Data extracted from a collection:
***
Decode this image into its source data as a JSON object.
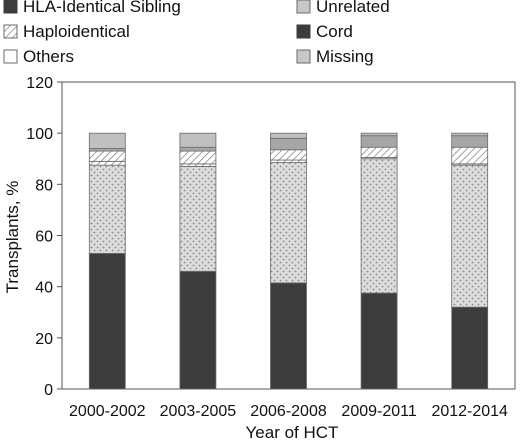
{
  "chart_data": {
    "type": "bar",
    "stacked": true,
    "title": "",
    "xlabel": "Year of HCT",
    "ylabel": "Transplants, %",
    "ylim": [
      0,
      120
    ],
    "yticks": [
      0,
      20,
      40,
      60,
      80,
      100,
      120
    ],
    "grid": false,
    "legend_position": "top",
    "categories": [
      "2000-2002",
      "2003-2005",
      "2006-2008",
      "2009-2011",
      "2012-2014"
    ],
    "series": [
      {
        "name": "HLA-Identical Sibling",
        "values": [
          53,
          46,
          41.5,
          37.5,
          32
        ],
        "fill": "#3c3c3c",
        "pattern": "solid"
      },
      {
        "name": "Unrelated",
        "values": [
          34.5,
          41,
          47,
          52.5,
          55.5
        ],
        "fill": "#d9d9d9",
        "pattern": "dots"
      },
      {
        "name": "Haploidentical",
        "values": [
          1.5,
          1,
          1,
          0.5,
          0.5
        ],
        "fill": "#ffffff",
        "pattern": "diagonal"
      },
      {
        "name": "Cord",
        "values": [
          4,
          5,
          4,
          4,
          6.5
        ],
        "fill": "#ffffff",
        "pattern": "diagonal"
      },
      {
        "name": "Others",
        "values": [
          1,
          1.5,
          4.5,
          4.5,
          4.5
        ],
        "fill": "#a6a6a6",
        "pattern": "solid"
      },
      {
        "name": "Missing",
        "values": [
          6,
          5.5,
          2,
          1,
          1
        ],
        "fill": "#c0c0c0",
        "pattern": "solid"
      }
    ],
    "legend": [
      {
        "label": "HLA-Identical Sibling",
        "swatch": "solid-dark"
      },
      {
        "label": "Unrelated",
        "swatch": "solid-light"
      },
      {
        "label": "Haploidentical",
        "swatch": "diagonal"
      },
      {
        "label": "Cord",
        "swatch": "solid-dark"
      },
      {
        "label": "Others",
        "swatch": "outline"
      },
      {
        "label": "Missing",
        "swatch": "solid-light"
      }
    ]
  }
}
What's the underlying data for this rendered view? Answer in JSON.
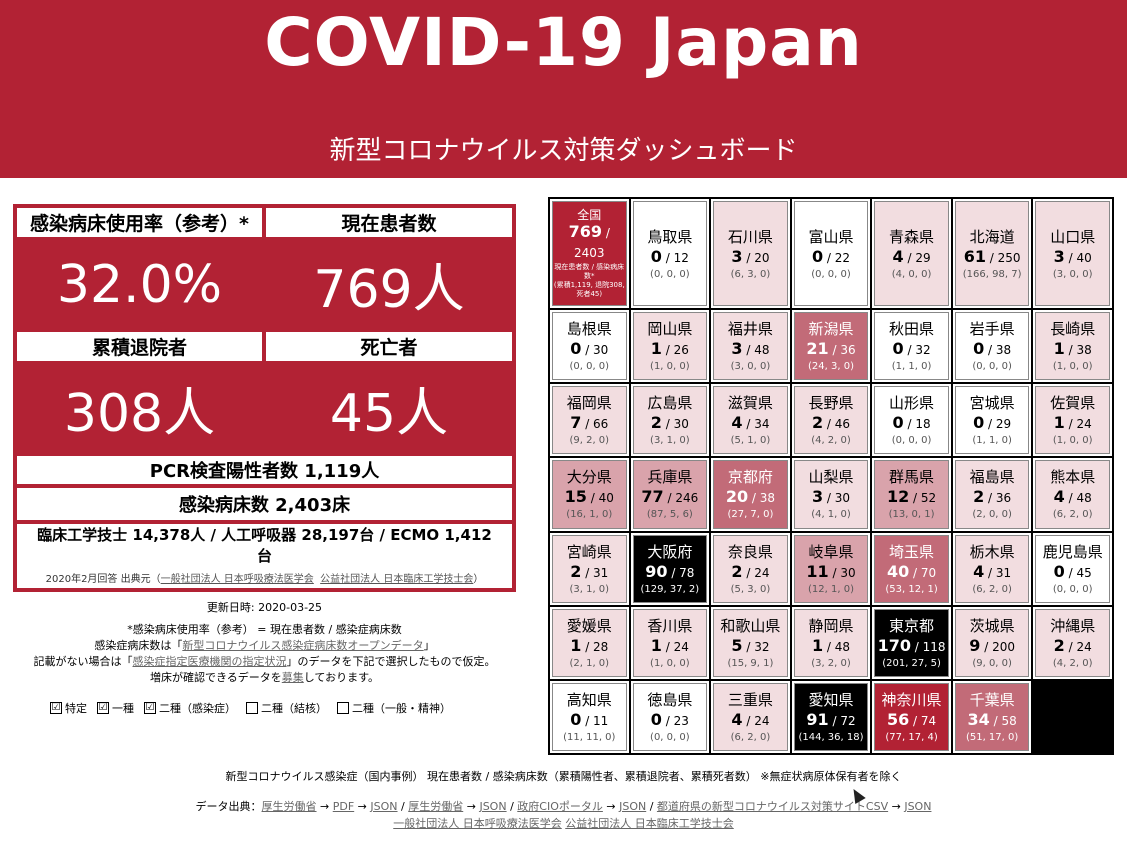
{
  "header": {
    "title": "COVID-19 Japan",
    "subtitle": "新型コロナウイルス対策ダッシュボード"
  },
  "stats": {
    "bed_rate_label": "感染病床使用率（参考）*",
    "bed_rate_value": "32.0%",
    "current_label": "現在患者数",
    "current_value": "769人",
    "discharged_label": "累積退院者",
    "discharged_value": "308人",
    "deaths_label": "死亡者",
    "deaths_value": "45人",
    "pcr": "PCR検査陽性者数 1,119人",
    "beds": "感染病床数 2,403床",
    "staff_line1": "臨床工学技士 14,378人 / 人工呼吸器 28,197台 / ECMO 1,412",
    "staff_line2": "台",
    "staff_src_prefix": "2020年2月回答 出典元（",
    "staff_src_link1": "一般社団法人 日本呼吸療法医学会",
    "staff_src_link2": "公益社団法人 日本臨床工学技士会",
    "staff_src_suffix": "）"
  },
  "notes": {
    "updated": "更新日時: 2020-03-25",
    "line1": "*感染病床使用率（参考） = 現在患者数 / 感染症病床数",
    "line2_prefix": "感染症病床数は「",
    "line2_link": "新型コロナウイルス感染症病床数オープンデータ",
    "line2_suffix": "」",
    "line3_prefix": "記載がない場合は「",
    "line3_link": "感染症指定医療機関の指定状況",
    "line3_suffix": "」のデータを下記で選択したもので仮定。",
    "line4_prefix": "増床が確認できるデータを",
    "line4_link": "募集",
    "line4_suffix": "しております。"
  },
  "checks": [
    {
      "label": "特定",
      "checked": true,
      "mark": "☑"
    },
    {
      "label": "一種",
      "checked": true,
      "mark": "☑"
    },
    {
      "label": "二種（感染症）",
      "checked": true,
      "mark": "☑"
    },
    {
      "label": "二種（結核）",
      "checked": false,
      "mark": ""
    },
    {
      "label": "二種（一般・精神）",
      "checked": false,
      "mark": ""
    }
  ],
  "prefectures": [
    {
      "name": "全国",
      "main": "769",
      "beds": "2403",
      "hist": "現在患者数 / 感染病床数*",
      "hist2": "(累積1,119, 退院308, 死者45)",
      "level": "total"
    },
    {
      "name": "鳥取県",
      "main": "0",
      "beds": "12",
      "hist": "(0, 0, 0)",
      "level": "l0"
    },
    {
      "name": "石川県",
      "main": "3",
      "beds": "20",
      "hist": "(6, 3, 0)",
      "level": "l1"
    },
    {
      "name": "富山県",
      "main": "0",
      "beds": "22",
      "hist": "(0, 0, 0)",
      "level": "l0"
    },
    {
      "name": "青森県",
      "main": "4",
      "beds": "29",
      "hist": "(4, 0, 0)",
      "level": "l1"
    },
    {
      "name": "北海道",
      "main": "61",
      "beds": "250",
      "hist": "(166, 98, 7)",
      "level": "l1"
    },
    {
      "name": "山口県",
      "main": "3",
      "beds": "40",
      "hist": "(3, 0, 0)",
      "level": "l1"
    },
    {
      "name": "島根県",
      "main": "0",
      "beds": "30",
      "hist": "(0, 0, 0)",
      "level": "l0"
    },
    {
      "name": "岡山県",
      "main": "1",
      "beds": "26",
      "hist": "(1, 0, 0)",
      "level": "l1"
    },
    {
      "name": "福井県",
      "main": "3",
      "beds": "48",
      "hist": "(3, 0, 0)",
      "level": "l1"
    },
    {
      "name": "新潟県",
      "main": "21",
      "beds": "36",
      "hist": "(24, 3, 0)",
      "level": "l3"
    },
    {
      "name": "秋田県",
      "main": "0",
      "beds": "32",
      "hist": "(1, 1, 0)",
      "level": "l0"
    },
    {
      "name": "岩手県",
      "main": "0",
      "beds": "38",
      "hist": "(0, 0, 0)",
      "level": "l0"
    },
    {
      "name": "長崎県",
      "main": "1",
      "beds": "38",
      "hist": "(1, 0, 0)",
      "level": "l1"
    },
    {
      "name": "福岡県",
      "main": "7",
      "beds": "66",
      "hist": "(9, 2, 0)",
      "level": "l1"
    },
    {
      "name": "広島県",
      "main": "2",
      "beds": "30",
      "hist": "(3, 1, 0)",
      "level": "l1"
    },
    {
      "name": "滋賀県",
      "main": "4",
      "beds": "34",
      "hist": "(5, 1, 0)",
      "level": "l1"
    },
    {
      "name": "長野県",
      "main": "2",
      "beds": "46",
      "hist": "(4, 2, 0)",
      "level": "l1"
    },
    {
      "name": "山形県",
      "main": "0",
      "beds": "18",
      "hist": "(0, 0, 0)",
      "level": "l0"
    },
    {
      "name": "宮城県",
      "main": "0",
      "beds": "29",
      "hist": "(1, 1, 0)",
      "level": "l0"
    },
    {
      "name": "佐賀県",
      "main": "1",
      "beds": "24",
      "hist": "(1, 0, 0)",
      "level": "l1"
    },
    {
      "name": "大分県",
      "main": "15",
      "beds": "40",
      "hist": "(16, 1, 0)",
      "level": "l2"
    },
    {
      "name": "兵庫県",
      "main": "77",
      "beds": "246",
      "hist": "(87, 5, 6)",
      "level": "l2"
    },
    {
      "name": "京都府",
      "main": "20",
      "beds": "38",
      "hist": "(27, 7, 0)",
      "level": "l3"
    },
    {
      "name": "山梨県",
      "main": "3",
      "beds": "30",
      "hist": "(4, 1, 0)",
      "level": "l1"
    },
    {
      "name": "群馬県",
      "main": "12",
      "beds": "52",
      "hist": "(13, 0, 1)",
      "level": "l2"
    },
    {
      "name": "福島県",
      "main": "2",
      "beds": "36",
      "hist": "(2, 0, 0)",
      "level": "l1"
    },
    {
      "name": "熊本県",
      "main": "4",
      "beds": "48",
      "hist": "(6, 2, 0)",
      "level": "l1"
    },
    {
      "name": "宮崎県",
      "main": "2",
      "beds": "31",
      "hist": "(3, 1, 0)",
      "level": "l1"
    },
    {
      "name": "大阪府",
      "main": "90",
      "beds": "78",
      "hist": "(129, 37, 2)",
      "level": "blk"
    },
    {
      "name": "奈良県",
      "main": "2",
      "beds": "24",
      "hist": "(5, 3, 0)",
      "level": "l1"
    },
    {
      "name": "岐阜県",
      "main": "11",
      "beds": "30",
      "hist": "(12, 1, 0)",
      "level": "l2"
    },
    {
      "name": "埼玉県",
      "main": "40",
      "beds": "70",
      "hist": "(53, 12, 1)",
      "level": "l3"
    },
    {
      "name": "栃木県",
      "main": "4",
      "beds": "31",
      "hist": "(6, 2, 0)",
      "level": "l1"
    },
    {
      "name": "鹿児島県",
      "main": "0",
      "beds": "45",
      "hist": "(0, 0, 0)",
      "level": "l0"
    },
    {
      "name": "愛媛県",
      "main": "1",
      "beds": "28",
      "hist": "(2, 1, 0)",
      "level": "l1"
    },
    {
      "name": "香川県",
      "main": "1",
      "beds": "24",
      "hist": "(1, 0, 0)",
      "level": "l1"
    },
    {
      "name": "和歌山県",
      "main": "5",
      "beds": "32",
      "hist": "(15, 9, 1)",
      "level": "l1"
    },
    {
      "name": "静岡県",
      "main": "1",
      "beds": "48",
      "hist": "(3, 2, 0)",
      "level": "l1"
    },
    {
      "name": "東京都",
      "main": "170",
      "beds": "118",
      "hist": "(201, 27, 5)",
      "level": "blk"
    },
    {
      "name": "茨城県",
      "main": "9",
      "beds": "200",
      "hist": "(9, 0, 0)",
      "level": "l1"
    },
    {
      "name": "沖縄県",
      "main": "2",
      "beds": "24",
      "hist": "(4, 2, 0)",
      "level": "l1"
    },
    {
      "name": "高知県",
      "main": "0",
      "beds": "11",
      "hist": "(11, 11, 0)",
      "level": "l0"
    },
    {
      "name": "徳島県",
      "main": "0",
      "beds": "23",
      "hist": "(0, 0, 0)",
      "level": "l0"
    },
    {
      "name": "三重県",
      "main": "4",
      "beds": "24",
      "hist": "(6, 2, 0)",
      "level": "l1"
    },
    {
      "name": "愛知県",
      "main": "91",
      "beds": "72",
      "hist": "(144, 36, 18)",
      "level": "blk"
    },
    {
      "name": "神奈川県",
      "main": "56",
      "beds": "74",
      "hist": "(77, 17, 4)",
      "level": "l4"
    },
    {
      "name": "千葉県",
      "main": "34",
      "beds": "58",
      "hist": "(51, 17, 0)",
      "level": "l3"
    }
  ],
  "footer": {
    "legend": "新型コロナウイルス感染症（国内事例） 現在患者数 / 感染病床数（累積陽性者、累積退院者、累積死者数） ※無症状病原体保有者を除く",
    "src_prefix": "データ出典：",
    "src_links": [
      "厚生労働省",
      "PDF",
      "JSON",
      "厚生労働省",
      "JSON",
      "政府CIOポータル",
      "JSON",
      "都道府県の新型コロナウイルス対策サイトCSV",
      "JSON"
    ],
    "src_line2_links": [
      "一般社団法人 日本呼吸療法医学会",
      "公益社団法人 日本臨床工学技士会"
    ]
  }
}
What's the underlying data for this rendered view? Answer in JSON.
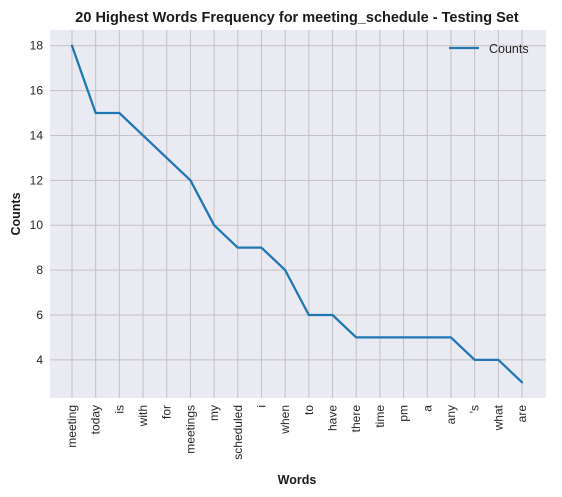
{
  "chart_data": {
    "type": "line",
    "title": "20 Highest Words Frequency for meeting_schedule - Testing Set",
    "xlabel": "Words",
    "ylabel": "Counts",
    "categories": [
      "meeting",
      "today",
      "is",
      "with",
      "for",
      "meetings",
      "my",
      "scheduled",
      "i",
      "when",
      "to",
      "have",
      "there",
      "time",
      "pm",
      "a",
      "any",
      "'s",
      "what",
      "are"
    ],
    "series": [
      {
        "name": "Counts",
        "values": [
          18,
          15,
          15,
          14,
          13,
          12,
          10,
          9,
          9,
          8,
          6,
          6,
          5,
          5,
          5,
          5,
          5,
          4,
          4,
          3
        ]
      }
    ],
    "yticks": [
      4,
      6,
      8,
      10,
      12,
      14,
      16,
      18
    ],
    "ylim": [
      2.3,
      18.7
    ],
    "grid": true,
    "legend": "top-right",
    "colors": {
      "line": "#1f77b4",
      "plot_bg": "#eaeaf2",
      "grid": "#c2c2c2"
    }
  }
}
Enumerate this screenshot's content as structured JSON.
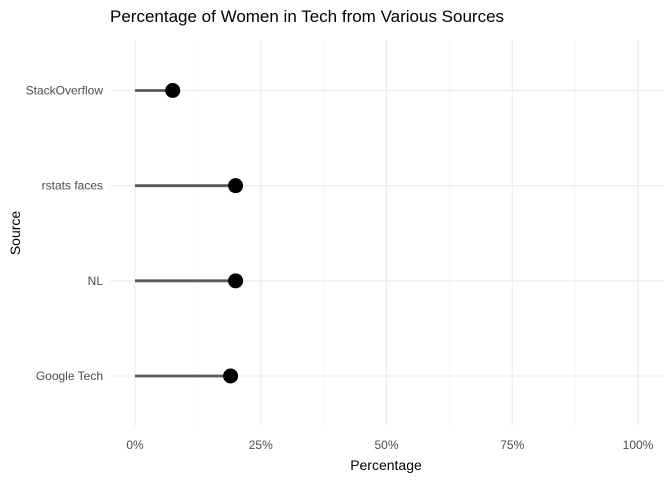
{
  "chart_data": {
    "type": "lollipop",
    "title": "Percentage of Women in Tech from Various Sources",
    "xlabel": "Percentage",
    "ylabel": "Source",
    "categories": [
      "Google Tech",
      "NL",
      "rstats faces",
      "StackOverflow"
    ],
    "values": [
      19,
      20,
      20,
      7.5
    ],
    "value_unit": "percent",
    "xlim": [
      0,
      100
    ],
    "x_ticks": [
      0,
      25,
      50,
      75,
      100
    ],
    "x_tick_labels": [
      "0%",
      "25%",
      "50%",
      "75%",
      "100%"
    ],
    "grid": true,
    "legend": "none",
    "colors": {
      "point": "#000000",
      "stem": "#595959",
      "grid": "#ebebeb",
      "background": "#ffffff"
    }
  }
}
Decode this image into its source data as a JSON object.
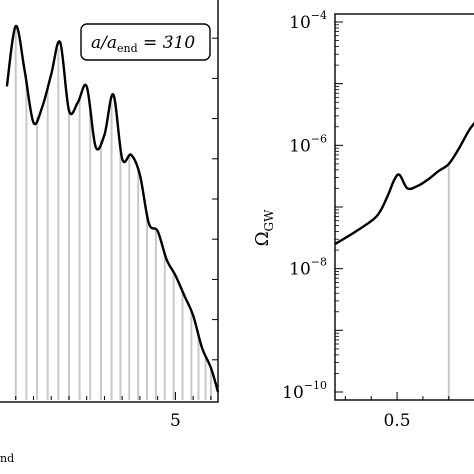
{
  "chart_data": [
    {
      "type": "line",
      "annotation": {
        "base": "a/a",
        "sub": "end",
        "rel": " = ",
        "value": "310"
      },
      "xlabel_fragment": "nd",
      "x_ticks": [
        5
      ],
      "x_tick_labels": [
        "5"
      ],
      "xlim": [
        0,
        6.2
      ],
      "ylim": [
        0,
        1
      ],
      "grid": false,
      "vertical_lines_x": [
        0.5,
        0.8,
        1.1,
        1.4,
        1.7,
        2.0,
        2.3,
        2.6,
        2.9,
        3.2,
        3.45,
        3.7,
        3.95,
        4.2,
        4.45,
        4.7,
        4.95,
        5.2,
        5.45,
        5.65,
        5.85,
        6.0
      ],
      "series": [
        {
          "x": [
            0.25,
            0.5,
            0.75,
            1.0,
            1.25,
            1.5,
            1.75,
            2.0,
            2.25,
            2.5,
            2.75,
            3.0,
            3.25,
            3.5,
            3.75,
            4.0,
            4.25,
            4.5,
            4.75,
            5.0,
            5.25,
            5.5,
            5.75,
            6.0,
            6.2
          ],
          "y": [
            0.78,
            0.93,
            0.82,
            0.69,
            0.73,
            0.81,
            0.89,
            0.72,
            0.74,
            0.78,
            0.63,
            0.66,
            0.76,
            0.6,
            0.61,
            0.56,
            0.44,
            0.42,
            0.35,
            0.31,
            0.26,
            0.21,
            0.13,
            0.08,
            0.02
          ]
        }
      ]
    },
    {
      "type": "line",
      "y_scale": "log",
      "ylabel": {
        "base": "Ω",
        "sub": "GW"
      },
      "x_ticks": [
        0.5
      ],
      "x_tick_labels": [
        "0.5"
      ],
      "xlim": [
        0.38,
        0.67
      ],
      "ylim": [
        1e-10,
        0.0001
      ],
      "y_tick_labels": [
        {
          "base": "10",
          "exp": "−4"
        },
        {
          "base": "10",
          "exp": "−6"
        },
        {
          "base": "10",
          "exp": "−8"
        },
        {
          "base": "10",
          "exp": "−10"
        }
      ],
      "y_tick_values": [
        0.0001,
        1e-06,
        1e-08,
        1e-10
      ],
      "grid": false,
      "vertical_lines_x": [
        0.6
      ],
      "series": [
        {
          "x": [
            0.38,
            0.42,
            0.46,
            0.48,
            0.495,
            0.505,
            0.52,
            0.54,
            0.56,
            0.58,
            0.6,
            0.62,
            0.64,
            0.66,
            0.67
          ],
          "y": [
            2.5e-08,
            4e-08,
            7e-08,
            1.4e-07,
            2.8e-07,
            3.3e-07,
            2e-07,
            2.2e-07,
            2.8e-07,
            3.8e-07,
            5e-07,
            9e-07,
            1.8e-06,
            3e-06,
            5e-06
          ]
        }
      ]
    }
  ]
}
***
Written instruction: Tally the lines holding the string "Words" and give only the count.

Exercise response: 2